INPUT FOR THIS TASK
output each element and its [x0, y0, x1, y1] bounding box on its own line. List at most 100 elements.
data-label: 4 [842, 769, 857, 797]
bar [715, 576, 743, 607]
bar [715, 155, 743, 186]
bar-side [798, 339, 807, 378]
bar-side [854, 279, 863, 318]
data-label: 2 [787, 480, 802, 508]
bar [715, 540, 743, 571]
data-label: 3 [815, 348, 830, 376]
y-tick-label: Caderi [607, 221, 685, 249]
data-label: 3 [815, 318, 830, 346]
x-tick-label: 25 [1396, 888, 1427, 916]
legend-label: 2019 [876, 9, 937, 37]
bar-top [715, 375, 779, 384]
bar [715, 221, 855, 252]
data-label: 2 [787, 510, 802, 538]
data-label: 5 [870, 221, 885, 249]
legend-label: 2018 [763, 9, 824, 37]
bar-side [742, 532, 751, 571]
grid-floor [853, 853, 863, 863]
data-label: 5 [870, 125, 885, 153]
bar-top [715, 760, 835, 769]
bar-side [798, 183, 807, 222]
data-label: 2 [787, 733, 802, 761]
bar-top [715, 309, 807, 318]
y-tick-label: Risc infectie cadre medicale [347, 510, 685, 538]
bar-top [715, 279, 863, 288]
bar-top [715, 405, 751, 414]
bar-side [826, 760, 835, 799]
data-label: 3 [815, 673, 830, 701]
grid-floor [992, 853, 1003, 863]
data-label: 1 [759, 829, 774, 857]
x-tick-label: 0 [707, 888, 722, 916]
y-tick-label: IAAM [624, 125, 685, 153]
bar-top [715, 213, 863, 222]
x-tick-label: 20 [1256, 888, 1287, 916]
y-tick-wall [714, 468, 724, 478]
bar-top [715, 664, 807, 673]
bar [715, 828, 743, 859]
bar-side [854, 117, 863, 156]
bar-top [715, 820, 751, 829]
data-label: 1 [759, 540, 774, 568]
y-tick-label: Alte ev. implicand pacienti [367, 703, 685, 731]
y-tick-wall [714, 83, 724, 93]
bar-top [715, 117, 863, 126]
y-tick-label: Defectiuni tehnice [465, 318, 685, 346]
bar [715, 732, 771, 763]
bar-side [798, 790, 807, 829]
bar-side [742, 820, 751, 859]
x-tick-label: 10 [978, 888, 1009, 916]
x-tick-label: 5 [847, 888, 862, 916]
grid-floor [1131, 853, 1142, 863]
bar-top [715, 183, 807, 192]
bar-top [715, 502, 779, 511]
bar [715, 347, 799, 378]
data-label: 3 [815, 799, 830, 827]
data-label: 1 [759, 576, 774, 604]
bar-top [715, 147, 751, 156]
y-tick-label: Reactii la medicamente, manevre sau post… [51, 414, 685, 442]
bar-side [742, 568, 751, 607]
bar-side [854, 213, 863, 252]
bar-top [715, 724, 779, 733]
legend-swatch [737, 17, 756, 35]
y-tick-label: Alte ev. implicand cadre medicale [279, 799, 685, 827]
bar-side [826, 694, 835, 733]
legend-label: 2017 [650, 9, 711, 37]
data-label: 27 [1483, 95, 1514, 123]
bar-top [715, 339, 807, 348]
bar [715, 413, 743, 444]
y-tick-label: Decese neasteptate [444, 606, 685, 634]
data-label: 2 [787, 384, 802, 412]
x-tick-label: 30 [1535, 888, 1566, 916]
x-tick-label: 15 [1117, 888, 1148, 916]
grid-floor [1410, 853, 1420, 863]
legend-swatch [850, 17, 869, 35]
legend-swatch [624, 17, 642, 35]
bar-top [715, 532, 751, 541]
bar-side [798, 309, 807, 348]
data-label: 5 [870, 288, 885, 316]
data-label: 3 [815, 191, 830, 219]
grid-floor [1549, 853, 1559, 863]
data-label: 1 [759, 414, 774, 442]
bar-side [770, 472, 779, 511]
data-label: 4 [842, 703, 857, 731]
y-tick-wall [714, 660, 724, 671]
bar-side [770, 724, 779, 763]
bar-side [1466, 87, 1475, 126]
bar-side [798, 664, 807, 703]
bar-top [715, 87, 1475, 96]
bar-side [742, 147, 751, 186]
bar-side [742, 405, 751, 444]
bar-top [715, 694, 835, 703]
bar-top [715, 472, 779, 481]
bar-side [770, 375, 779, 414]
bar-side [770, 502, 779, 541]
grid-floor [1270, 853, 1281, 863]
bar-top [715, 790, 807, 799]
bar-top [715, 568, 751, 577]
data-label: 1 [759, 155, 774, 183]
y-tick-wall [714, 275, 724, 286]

WORK TO COMPLETE
Please update the items above by replacing each "legend-swatch" with "legend-marker" and keeping everything else unchanged.

SOLUTION TO THIS EXERCISE
output each element and its [x0, y0, x1, y1] bounding box on its own line. List at most 100 elements.
data-label: 4 [842, 769, 857, 797]
bar [715, 576, 743, 607]
bar [715, 155, 743, 186]
bar-side [798, 339, 807, 378]
bar-side [854, 279, 863, 318]
data-label: 2 [787, 480, 802, 508]
bar [715, 540, 743, 571]
data-label: 3 [815, 348, 830, 376]
y-tick-label: Caderi [607, 221, 685, 249]
data-label: 3 [815, 318, 830, 346]
x-tick-label: 25 [1396, 888, 1427, 916]
legend-label: 2019 [876, 9, 937, 37]
bar-top [715, 375, 779, 384]
bar [715, 221, 855, 252]
data-label: 2 [787, 510, 802, 538]
data-label: 5 [870, 221, 885, 249]
legend-label: 2018 [763, 9, 824, 37]
bar-side [742, 532, 751, 571]
grid-floor [853, 853, 863, 863]
data-label: 5 [870, 125, 885, 153]
bar-top [715, 760, 835, 769]
bar-side [798, 183, 807, 222]
data-label: 2 [787, 733, 802, 761]
bar-top [715, 309, 807, 318]
y-tick-label: Risc infectie cadre medicale [347, 510, 685, 538]
bar-top [715, 279, 863, 288]
bar-top [715, 405, 751, 414]
bar-side [826, 760, 835, 799]
data-label: 3 [815, 673, 830, 701]
grid-floor [992, 853, 1003, 863]
data-label: 1 [759, 829, 774, 857]
x-tick-label: 0 [707, 888, 722, 916]
y-tick-label: IAAM [624, 125, 685, 153]
bar-top [715, 213, 863, 222]
x-tick-label: 20 [1256, 888, 1287, 916]
y-tick-wall [714, 468, 724, 478]
bar-top [715, 664, 807, 673]
bar [715, 828, 743, 859]
bar-side [854, 117, 863, 156]
bar-top [715, 820, 751, 829]
data-label: 1 [759, 540, 774, 568]
y-tick-label: Alte ev. implicand pacienti [367, 703, 685, 731]
y-tick-wall [714, 83, 724, 93]
bar-top [715, 117, 863, 126]
y-tick-label: Defectiuni tehnice [465, 318, 685, 346]
bar [715, 732, 771, 763]
bar-side [798, 790, 807, 829]
bar-side [742, 820, 751, 859]
x-tick-label: 10 [978, 888, 1009, 916]
x-tick-label: 5 [847, 888, 862, 916]
grid-floor [1131, 853, 1142, 863]
bar-top [715, 183, 807, 192]
bar-top [715, 502, 779, 511]
bar [715, 347, 799, 378]
data-label: 3 [815, 799, 830, 827]
data-label: 1 [759, 576, 774, 604]
bar-top [715, 147, 751, 156]
y-tick-label: Reactii la medicamente, manevre sau post… [51, 414, 685, 442]
bar-side [742, 568, 751, 607]
bar-side [854, 213, 863, 252]
bar-top [715, 724, 779, 733]
legend-marker [737, 17, 756, 35]
y-tick-label: Alte ev. implicand cadre medicale [279, 799, 685, 827]
bar-side [826, 694, 835, 733]
legend-label: 2017 [650, 9, 711, 37]
data-label: 27 [1483, 95, 1514, 123]
bar-top [715, 339, 807, 348]
bar [715, 413, 743, 444]
y-tick-label: Decese neasteptate [444, 606, 685, 634]
data-label: 2 [787, 384, 802, 412]
x-tick-label: 30 [1535, 888, 1566, 916]
x-tick-label: 15 [1117, 888, 1148, 916]
grid-floor [1410, 853, 1420, 863]
legend-marker [850, 17, 869, 35]
legend-marker [624, 17, 642, 35]
bar-top [715, 532, 751, 541]
bar-side [798, 309, 807, 348]
data-label: 5 [870, 288, 885, 316]
data-label: 3 [815, 191, 830, 219]
grid-floor [1549, 853, 1559, 863]
data-label: 1 [759, 414, 774, 442]
bar-side [770, 472, 779, 511]
data-label: 4 [842, 703, 857, 731]
y-tick-wall [714, 660, 724, 671]
bar-side [770, 724, 779, 763]
bar-side [1466, 87, 1475, 126]
bar-side [798, 664, 807, 703]
bar-top [715, 87, 1475, 96]
bar-side [742, 147, 751, 186]
bar-side [742, 405, 751, 444]
bar-top [715, 694, 835, 703]
bar-top [715, 472, 779, 481]
bar-side [770, 375, 779, 414]
bar-side [770, 502, 779, 541]
grid-floor [1270, 853, 1281, 863]
bar-top [715, 790, 807, 799]
bar-top [715, 568, 751, 577]
data-label: 1 [759, 155, 774, 183]
y-tick-wall [714, 275, 724, 286]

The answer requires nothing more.